* Set exercise *
Show every line below where "enhance" can be found.
──────── Supplied records ────────
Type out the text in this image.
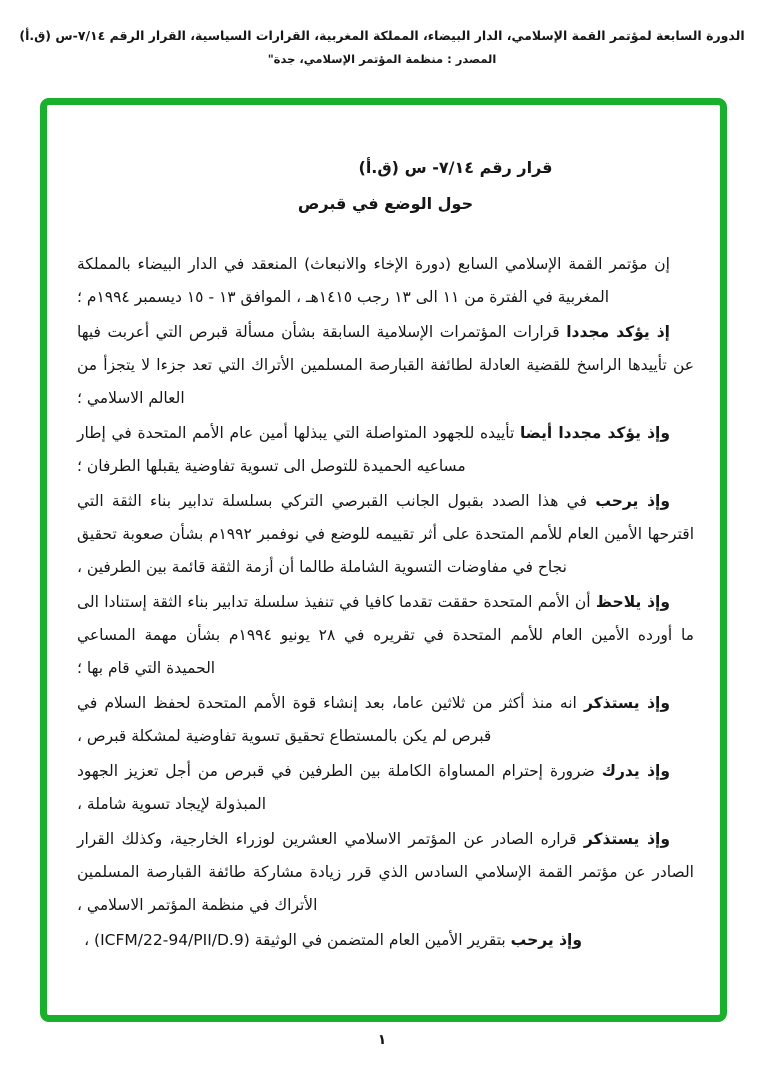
الدورة السابعة لمؤتمر القمة الإسلامي، الدار البيضاء، المملكة المغربية، القرارات السياسية، القرار الرقم ٧/١٤-س (ق.أ)
المصدر : منظمة المؤتمر الإسلامي، جدة"
قرار رقم ٧/١٤- س (ق.أ)
حول الوضع في قبرص

إن مؤتمر القمة الإسلامي السابع (دورة الإخاء والانبعاث) المنعقد في الدار البيضاء بالمملكة المغربية في الفترة من ١١ الى ١٣ رجب ١٤١٥هـ ، الموافق ١٣ - ١٥ ديسمبر ١٩٩٤م ؛

إذ يؤكد مجددا قرارات المؤتمرات الإسلامية السابقة بشأن مسألة قبرص التي أعربت فيها عن تأييدها الراسخ للقضية العادلة لطائفة القبارصة المسلمين الأتراك التي تعد جزءا لا يتجزأ من العالم الاسلامي ؛

وإذ يؤكد مجددا أيضا تأييده للجهود المتواصلة التي يبذلها أمين عام الأمم المتحدة في إطار مساعيه الحميدة للتوصل الى تسوية تفاوضية يقبلها الطرفان ؛

وإذ يرحب في هذا الصدد بقبول الجانب القبرصي التركي بسلسلة تدابير بناء الثقة التي اقترحها الأمين العام للأمم المتحدة على أثر تقييمه للوضع في نوفمبر ١٩٩٢م بشأن صعوبة تحقيق نجاح في مفاوضات التسوية الشاملة طالما أن أزمة الثقة قائمة بين الطرفين ،

وإذ يلاحظ أن الأمم المتحدة حققت تقدما كافيا في تنفيذ سلسلة تدابير بناء الثقة إستنادا الى ما أورده الأمين العام للأمم المتحدة في تقريره في ٢٨ يونيو ١٩٩٤م بشأن مهمة المساعي الحميدة التي قام بها ؛

وإذ يستذكر انه منذ أكثر من ثلاثين عاما، بعد إنشاء قوة الأمم المتحدة لحفظ السلام في قبرص لم يكن بالمستطاع تحقيق تسوية تفاوضية لمشكلة قبرص ،

وإذ يدرك ضرورة إحترام المساواة الكاملة بين الطرفين في قبرص من أجل تعزيز الجهود المبذولة لإيجاد تسوية شاملة ،

وإذ يستذكر قراره الصادر عن المؤتمر الاسلامي العشرين لوزراء الخارجية، وكذلك القرار الصادر عن مؤتمر القمة الإسلامي السادس الذي قرر زيادة مشاركة طائفة القبارصة المسلمين الأتراك في منظمة المؤتمر الاسلامي ،

وإذ يرحب بتقرير الأمين العام المتضمن في الوثيقة (ICFM/22-94/PII/D.9) ،

١
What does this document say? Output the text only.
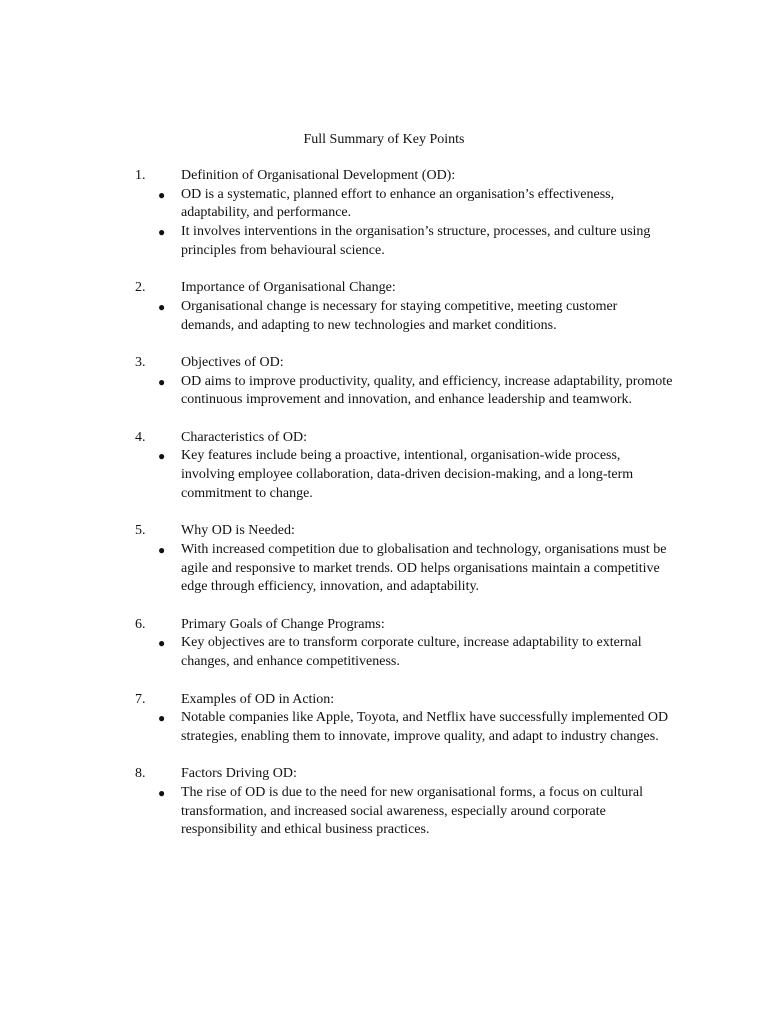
Full Summary of Key Points
1.	Definition of Organisational Development (OD):
● OD is a systematic, planned effort to enhance an organisation’s effectiveness, adaptability, and performance.
● It involves interventions in the organisation’s structure, processes, and culture using principles from behavioural science.
2.	Importance of Organisational Change:
● Organisational change is necessary for staying competitive, meeting customer demands, and adapting to new technologies and market conditions.
3.	Objectives of OD:
● OD aims to improve productivity, quality, and efficiency, increase adaptability, promote continuous improvement and innovation, and enhance leadership and teamwork.
4.	Characteristics of OD:
● Key features include being a proactive, intentional, organisation-wide process, involving employee collaboration, data-driven decision-making, and a long-term commitment to change.
5.	Why OD is Needed:
● With increased competition due to globalisation and technology, organisations must be agile and responsive to market trends. OD helps organisations maintain a competitive edge through efficiency, innovation, and adaptability.
6.	Primary Goals of Change Programs:
● Key objectives are to transform corporate culture, increase adaptability to external changes, and enhance competitiveness.
7.	Examples of OD in Action:
● Notable companies like Apple, Toyota, and Netflix have successfully implemented OD strategies, enabling them to innovate, improve quality, and adapt to industry changes.
8.	Factors Driving OD:
● The rise of OD is due to the need for new organisational forms, a focus on cultural transformation, and increased social awareness, especially around corporate responsibility and ethical business practices.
────────
* Output of the exercise *
● OD is a systematic, planned effort to enhance an organisation’s effectiveness, adaptability, and performance.
● OD aims to improve productivity, quality, and efficiency, increase adaptability, promote continuous improvement and innovation, and enhance leadership and teamwork.
● Key objectives are to transform corporate culture, increase adaptability to external changes, and enhance competitiveness.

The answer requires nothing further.